§ **PROBLEM TO SOLVE**
Your task is to copy every line of the records below that contains "AlIII".

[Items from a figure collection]
.....
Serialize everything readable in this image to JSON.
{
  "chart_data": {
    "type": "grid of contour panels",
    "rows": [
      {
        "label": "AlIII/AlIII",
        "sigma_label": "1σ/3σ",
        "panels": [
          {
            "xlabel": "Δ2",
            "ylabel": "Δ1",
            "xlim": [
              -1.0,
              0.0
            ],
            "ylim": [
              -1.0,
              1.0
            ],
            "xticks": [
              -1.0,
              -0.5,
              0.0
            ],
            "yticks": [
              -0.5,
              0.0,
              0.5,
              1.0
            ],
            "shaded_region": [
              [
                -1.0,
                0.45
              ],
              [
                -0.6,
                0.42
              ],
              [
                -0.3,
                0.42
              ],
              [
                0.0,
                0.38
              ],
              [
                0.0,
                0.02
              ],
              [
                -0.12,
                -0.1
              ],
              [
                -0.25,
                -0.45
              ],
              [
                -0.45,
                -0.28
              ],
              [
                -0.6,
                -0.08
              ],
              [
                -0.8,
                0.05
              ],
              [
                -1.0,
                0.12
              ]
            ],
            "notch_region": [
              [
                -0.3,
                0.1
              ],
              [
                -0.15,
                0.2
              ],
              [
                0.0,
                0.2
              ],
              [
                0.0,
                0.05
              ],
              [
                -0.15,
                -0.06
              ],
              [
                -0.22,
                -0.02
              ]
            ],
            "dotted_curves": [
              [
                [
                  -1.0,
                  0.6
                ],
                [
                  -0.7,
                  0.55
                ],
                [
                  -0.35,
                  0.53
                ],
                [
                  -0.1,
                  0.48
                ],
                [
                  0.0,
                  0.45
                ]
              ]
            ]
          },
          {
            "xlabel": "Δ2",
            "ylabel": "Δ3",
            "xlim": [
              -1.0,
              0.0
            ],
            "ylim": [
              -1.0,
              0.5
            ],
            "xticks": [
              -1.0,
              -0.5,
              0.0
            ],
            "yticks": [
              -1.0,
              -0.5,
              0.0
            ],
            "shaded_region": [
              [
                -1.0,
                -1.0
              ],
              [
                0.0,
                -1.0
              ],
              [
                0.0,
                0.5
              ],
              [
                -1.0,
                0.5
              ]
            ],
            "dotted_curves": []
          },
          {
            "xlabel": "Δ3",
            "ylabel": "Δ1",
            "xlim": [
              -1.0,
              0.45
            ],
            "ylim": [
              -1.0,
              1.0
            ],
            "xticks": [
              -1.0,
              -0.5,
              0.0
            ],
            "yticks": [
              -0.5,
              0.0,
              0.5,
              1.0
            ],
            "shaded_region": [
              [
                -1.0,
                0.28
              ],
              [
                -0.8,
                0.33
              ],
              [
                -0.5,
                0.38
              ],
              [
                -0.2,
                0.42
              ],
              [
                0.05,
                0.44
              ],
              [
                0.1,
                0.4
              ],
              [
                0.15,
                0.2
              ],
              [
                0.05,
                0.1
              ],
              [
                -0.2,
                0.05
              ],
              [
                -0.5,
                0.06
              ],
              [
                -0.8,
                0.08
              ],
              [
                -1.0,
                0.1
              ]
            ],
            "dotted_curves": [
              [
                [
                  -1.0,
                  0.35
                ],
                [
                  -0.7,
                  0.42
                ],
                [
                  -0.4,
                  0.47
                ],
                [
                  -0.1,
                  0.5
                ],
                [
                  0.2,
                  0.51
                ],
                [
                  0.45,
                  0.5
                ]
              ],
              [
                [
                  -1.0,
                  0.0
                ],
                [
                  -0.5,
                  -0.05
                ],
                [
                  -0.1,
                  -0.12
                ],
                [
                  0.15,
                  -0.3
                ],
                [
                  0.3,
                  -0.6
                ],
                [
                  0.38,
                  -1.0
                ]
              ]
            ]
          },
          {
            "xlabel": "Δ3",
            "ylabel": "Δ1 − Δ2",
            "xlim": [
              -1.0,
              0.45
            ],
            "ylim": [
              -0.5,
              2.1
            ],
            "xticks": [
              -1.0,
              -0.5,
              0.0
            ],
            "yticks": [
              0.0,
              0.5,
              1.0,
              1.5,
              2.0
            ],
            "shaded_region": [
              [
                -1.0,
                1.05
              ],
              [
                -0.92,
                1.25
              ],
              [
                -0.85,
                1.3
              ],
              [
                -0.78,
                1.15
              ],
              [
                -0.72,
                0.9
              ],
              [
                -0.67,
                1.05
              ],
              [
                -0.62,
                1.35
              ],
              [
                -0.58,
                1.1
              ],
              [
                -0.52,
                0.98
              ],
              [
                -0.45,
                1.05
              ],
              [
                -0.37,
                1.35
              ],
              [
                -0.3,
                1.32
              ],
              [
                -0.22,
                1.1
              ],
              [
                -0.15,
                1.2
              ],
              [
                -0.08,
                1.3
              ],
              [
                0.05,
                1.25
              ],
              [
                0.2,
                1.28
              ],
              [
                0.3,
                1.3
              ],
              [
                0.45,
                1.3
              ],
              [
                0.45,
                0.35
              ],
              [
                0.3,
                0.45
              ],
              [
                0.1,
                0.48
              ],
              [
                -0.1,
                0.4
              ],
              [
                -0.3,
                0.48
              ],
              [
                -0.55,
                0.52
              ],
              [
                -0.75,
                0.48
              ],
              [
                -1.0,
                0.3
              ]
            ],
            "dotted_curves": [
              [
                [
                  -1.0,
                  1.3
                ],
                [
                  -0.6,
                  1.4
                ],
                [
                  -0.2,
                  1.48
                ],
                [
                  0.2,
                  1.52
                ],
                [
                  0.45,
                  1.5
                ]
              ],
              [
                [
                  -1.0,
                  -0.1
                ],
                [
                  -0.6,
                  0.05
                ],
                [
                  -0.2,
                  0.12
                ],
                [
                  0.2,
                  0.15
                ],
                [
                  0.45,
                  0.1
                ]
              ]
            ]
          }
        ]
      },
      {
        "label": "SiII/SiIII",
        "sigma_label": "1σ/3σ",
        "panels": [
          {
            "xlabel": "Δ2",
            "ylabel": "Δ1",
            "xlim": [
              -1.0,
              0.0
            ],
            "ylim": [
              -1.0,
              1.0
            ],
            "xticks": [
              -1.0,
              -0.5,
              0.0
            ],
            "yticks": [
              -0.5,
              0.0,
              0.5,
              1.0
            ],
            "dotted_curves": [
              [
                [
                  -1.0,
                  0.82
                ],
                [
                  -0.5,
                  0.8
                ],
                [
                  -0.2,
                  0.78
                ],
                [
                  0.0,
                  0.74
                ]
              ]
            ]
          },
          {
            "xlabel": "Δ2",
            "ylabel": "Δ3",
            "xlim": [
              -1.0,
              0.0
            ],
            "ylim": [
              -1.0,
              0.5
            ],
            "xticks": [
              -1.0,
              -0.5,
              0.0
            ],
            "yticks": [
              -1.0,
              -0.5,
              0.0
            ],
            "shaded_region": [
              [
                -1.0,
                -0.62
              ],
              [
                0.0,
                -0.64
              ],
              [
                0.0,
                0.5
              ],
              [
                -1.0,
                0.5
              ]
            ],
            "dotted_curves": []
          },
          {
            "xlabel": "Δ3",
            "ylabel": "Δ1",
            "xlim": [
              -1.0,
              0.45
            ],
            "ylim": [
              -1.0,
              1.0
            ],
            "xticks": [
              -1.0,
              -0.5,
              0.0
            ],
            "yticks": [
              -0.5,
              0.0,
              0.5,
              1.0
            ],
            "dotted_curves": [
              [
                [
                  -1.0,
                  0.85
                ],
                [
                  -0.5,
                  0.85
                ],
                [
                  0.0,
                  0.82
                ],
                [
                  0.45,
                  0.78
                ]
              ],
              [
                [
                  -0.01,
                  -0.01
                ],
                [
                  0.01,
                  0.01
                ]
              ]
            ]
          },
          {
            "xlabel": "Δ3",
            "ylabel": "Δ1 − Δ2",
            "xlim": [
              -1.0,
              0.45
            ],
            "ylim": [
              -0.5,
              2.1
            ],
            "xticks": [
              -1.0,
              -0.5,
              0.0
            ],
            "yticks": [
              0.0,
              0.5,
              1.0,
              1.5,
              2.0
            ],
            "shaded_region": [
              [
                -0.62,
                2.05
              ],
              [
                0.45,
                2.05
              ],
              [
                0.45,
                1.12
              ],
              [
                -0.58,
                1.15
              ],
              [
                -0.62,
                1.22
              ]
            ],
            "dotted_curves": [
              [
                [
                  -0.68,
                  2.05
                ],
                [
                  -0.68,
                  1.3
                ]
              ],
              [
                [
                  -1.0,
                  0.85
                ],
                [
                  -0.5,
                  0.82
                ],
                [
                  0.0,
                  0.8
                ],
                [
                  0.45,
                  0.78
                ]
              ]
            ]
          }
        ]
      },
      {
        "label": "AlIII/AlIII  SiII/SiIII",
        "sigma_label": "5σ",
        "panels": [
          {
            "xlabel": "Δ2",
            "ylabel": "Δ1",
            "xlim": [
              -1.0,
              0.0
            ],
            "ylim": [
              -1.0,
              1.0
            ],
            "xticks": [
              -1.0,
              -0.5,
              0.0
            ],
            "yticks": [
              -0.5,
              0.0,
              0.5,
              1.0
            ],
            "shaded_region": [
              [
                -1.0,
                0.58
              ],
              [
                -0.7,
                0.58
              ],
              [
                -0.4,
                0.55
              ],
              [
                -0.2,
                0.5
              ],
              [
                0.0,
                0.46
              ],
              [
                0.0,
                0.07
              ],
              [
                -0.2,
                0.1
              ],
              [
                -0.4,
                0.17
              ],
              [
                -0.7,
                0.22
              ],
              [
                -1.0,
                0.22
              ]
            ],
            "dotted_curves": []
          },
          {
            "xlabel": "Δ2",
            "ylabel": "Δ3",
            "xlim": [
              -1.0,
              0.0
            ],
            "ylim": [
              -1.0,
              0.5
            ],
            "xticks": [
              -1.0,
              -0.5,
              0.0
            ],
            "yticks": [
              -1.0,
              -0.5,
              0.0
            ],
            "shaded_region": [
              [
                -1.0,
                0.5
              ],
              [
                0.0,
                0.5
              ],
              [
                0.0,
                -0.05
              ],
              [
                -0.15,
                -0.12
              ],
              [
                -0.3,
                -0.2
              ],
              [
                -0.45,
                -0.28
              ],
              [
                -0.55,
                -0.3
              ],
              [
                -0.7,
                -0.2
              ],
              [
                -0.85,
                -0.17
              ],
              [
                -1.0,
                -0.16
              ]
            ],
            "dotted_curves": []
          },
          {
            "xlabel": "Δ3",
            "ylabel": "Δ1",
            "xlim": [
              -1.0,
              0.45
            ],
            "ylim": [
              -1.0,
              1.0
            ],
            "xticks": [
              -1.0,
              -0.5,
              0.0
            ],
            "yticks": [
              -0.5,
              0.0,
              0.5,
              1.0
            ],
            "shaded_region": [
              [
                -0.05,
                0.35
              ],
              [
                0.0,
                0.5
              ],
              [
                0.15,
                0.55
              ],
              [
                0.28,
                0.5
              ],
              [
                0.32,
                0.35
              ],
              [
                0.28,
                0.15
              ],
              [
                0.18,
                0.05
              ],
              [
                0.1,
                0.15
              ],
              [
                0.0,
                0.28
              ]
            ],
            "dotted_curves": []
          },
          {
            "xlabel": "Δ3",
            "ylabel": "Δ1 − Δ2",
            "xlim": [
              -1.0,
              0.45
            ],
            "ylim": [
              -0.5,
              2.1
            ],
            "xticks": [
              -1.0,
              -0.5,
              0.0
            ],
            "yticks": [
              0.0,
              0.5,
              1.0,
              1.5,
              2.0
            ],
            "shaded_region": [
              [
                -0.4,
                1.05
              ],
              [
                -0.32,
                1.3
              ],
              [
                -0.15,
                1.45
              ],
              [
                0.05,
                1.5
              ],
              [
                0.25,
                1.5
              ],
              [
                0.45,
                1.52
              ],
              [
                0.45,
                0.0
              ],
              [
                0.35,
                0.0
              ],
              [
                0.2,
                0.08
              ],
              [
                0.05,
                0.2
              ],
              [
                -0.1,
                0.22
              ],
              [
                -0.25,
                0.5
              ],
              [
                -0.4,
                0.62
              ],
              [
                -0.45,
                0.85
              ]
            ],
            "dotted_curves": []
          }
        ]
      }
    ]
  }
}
.....
§ **RESULT BELOW**
        "label": "AlIII/AlIII",
        "label": "AlIII/AlIII  SiII/SiIII",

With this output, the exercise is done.